Supplied passage.
▬▬▬▬▬▬▬▬▬▬

A question for my Republican friends: Would you still love George W. Bush if he were Bill Clinton?

Seriously. If it were Clinton who had invaded Iraq based on erroneous intelligence, Clinton whose decisions had led to the deaths of over 1,200 soldiers, would you be foursquare behind him the way you are for Bush? Would you still support him even as he is vilified by half the country and much of the world?

And for my Democratic friends: Would you have felt the same about Clinton had he been Bush?

Had it been Bush who had an affair with a White House intern, Bush who looked the nation in the eye and lied about it, would you have been so willing to forgive? Would you still have opposed removing him from office?

In other words, are you guilty of double standards and outright bias? I'll save you the trouble: Yes.

That's not what our self-image says, of course. We like to see ourselves as principled types who sift the facts before forming an opinion. But for most of us, this is pure poppycock. We are perfectly willing to ignore any fact that contradicts what we believe.

Maybe you already knew this intuitively. Now you can know it to a scientific certainty.

For which you can thank Drew Westen. He's a professor of psychology at Emory University, author of a new and still-unpublished study testing whether people make decisions based on bias or fact. Bias won hands down.

▬▬▬▬▬▬▬▬▬▬

[Saved entries]
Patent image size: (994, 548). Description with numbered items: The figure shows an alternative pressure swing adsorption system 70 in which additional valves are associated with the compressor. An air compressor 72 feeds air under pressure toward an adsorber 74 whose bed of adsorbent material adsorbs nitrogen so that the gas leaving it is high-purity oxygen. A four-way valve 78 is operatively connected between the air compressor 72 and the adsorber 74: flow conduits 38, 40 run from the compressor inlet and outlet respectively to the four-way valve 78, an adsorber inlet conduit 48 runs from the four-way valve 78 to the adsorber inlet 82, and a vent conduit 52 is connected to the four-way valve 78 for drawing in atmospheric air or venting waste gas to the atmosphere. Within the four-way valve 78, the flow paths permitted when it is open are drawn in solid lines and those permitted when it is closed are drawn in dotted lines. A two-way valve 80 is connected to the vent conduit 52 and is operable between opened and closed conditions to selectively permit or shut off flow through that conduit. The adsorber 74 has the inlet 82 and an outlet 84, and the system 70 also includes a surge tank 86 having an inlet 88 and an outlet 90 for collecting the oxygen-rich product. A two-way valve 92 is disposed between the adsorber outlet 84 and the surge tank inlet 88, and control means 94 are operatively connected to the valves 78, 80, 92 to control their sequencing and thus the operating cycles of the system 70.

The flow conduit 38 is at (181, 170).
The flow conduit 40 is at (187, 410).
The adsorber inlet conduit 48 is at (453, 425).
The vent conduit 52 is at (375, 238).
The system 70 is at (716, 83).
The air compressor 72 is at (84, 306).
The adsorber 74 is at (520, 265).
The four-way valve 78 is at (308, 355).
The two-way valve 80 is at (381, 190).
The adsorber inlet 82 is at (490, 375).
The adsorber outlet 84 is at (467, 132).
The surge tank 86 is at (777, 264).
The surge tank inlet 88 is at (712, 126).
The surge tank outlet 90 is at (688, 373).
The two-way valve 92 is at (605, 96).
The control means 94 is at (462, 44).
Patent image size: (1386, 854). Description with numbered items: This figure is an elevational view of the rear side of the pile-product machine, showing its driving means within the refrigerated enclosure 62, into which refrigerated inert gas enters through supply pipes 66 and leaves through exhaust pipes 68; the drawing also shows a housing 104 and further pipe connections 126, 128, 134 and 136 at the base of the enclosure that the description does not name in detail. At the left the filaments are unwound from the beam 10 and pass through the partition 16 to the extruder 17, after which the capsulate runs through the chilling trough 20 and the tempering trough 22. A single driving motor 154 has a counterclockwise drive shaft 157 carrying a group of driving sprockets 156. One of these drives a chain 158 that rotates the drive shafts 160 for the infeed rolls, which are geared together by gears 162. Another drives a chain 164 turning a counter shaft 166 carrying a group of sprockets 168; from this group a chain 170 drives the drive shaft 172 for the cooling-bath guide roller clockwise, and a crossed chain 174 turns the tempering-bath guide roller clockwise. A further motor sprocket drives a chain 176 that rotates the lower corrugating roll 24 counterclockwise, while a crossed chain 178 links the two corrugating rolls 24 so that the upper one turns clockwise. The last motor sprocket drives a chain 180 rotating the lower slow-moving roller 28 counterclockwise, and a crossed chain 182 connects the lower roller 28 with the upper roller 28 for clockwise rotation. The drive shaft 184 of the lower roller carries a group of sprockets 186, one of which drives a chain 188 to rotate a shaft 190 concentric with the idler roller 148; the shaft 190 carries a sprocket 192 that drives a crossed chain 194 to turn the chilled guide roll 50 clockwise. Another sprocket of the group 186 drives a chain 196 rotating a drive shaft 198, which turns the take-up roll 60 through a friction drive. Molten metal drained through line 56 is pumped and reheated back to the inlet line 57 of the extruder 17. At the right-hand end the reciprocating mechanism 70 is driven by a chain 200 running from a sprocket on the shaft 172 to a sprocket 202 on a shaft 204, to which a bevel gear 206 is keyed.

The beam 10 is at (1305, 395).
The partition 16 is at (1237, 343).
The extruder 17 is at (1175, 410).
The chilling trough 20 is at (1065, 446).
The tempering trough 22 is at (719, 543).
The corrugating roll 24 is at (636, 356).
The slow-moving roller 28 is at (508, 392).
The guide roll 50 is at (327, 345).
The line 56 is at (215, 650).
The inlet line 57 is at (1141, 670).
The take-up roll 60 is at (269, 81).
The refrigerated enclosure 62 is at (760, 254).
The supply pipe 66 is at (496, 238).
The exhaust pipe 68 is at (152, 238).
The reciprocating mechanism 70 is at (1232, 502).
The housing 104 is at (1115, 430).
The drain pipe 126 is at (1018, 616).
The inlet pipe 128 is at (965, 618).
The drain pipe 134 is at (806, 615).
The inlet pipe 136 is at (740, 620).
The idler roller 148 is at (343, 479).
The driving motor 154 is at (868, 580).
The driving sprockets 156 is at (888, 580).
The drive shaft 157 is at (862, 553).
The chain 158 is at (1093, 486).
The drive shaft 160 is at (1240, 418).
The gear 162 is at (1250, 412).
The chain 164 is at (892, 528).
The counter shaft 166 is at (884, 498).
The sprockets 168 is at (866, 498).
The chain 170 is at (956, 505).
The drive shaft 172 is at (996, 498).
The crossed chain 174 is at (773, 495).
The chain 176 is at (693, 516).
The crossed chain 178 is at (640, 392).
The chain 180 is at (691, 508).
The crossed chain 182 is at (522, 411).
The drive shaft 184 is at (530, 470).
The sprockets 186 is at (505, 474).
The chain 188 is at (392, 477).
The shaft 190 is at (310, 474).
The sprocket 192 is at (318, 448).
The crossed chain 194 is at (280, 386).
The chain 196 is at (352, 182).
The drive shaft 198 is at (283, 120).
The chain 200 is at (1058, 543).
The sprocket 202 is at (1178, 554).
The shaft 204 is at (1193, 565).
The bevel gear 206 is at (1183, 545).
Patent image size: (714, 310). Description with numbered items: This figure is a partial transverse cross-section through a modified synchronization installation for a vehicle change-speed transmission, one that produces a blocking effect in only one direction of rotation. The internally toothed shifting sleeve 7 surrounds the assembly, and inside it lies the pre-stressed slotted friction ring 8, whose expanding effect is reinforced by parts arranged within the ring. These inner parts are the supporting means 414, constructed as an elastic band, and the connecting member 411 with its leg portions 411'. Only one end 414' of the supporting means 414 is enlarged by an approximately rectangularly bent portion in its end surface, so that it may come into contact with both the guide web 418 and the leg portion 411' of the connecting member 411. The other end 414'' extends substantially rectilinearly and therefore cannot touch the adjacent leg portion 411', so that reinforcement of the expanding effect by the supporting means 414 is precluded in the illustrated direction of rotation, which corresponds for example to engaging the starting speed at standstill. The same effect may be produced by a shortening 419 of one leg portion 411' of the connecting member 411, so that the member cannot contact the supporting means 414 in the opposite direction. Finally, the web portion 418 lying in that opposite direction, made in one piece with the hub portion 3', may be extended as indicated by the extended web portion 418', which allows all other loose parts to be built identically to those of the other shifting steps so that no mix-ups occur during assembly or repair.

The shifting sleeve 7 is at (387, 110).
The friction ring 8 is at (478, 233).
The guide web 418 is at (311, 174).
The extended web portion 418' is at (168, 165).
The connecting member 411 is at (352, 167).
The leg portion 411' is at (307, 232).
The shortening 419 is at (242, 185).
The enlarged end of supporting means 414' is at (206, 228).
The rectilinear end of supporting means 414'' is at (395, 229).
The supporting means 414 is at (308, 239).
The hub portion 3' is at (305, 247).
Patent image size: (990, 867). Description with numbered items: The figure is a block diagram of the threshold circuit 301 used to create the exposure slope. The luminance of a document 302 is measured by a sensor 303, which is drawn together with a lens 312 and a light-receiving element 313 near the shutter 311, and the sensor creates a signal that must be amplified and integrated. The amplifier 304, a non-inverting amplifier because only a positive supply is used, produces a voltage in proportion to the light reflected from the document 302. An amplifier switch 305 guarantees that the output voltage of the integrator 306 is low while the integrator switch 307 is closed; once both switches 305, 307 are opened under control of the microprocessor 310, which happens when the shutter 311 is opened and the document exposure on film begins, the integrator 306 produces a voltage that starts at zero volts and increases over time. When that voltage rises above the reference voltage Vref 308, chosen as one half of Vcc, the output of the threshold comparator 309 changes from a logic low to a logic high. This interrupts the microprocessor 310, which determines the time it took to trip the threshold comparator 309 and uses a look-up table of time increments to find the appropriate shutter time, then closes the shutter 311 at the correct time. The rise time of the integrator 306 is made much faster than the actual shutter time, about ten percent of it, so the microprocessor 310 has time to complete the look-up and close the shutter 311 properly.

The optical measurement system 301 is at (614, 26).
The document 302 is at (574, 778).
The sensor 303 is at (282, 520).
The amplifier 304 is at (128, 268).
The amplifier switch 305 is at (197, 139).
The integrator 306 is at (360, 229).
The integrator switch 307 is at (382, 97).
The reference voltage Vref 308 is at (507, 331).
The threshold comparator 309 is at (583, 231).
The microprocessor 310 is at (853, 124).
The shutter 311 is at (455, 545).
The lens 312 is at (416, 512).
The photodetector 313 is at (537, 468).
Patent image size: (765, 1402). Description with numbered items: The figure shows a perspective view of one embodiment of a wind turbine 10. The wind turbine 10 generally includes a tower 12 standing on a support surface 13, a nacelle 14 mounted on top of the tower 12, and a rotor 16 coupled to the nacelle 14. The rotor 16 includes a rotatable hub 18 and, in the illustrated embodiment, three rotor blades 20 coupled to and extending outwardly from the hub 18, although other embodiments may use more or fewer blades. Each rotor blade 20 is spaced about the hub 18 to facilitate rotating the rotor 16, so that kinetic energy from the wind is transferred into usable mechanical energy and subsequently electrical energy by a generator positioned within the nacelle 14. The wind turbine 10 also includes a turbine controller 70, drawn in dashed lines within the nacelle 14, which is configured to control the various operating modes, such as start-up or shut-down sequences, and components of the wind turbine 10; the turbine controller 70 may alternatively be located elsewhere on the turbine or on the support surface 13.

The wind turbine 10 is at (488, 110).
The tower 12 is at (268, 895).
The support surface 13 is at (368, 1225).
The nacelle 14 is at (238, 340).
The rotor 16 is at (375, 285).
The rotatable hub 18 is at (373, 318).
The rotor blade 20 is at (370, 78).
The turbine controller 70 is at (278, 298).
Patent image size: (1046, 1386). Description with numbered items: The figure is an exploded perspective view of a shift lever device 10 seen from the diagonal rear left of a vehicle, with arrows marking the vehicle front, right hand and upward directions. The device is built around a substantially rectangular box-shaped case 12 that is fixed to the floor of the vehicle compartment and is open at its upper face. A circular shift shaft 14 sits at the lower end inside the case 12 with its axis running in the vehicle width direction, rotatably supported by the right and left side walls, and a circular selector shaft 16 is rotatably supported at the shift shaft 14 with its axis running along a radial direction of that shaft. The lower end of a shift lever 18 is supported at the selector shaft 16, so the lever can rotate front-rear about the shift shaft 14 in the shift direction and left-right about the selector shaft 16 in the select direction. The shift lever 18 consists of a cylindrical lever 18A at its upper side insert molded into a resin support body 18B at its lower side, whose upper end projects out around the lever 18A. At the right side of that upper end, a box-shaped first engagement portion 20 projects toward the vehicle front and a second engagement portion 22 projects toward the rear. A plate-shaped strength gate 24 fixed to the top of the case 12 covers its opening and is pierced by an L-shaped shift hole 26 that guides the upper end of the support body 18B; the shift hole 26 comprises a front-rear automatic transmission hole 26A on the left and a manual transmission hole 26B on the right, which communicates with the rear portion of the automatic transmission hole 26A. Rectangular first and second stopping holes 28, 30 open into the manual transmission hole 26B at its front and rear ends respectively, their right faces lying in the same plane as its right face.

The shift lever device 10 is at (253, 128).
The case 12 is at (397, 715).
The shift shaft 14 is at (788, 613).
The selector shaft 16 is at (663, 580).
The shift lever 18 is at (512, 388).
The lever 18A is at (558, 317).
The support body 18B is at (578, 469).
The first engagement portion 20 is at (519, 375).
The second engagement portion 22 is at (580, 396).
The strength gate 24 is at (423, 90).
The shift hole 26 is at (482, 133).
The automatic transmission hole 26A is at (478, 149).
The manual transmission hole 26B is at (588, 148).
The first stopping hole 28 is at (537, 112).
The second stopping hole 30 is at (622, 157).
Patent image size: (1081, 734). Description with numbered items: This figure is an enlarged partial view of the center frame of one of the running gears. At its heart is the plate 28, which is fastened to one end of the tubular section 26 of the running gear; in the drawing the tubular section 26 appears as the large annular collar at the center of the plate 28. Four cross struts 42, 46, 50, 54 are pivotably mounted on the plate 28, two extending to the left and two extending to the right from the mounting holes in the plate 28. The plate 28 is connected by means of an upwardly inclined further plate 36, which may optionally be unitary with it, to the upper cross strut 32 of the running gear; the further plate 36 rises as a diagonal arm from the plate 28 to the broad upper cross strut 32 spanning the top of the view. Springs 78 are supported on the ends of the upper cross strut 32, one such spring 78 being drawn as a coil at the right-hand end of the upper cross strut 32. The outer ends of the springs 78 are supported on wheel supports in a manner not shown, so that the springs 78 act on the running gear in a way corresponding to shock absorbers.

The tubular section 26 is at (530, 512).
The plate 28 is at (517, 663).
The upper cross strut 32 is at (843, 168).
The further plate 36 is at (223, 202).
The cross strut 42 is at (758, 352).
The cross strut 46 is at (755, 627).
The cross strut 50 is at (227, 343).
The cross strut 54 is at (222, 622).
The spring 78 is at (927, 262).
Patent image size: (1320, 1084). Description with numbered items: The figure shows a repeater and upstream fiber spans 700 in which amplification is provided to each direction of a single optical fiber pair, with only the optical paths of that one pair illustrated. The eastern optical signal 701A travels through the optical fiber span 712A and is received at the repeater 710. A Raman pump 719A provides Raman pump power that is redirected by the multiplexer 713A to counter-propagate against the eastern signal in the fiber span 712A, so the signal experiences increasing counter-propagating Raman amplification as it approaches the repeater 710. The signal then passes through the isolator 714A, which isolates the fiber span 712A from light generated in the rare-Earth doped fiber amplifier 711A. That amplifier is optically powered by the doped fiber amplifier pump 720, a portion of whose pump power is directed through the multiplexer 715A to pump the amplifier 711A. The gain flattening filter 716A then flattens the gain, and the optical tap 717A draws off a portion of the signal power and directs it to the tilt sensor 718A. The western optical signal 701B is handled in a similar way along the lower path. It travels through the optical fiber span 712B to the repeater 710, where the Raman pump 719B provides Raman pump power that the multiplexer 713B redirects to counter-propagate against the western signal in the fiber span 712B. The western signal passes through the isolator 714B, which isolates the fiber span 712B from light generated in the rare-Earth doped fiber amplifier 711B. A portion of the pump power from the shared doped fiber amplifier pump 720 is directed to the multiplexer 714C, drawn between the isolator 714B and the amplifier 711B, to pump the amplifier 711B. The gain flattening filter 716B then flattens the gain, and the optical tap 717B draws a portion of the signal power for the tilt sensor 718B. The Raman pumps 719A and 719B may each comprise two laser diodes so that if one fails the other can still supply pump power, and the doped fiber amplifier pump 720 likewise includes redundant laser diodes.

▬▬▬▬▬▬▬▬▬▬

Tasks to complete.
A: Can you turn the paragraph beginning "That's not what our self-image says" in the column on partisan bias into a short list of its main points?
B: Could you carry on the column on partisan bias from its final sentence?

Answers.
A:
- Our self-image says otherwise.
- We see ourselves as principled people who sift the facts before forming an opinion.
- For most of us, that is pure poppycock.
- We readily ignore any fact that contradicts what we believe.

B:
In a key scenario, respondents were lead to believe a soldier was accused of torturing people at Abu Ghraib prison in Iraq. The fictional soldier claimed to have been following orders from superiors who told him the Geneva Convention had been suspended. He supposedly wanted to subpoena President Bush and Defense Secretary Donald Rumsfeld to prove his case. Respondents were asked if he should have that right.

Some were presented with strong ''evidence'' corroborating the soldier's story. Others had only his word to go on.

But the strength or weakness of the evidence turned out to be immaterial. Researchers were able to predict people's opinion over 80 percent of the time based simply on their opinions of the Bush administration, the GOP, the military and human rights groups. Those who had less affection for the president sided with the soldier even when the evidence was weak. And fans of the president tended to side with him even when the evidence was overwhelming.

We believe what we want, facts be damned.

''The scary thing,'' says Westen, "is the extent to which you can imagine this influencing jury decisions, boardroom decisions, political decisions . . .''

I'm reminded of a colleague of mine who says we Americans increasingly seem to embrace separate ''truths,'' reflecting not objective reality, but political orientation. Some of us even get our news exclusively from those sources that affirm our truths. He calls it living in alternate realities.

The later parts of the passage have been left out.